A block of data
★ ★ ★

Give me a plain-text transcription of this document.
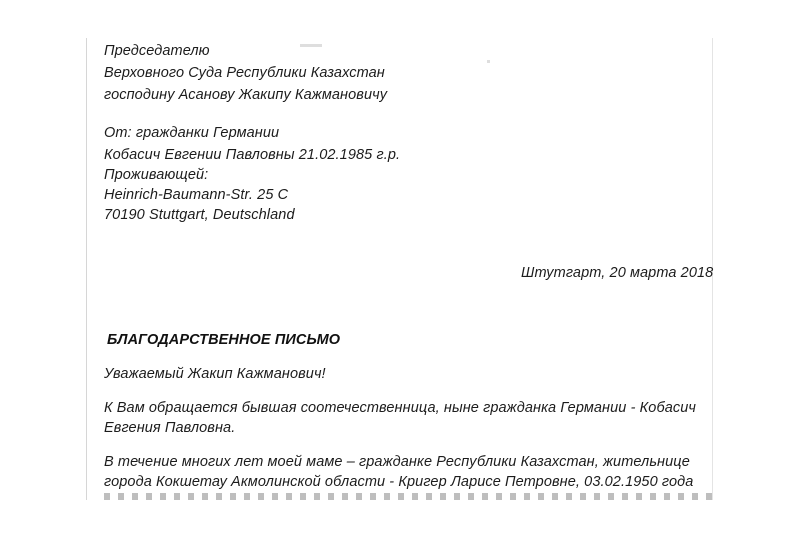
Председателю
Верховного Суда Республики Казахстан
господину Асанову Жакипу Кажмановичу
От: гражданки Германии
Кобасич Евгении Павловны 21.02.1985 г.р.
Проживающей:
Heinrich-Baumann-Str. 25 C
70190 Stuttgart, Deutschland
Штутгарт, 20 марта 2018
БЛАГОДАРСТВЕННОЕ ПИСЬМО
Уважаемый Жакип Кажманович!
К Вам обращается бывшая соотечественница, ныне гражданка Германии - Кобасич
Евгения Павловна.
В течение многих лет моей маме – гражданке Республики Казахстан, жительнице
города Кокшетау Акмолинской области - Кригер Ларисе Петровне, 03.02.1950 года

★ ★ ★

Exercise objective:
Give only the count of lines in which the string "Германии" appears.

Output below:
2